(Excerpt from a dataset)
----------
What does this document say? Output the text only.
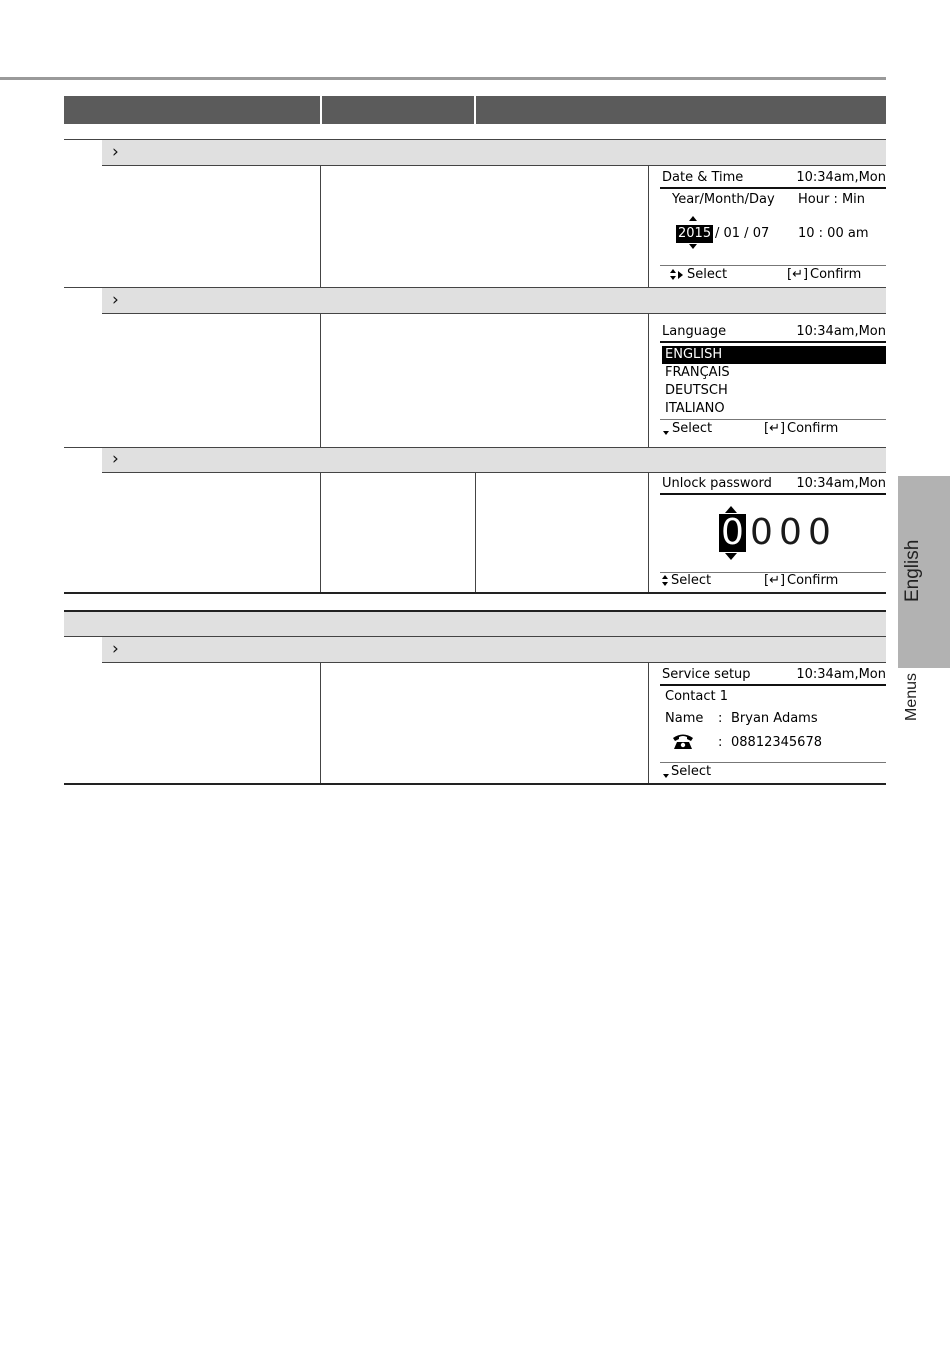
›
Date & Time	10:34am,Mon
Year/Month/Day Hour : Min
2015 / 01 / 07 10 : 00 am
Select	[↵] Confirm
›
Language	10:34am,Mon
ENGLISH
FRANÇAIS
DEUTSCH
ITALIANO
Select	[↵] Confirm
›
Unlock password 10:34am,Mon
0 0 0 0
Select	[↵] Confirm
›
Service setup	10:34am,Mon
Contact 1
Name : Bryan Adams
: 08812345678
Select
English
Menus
----------
— TASK TO CARRY OUT —
Restate the entire listing word for word, excluding pictures.

— FULL ANSWER —
What does this document say? Output the text only.
›
Date & Time	10:34am,Mon
Year/Month/Day Hour : Min
2015 / 01 / 07 10 : 00 am
Select	[↵] Confirm
›
Language	10:34am,Mon
ENGLISH
FRANÇAIS
DEUTSCH
ITALIANO
Select	[↵] Confirm
›
Unlock password 10:34am,Mon
0 0 0 0
Select	[↵] Confirm
›
Service setup	10:34am,Mon
Contact 1
Name : Bryan Adams
: 08812345678
Select
English
Menus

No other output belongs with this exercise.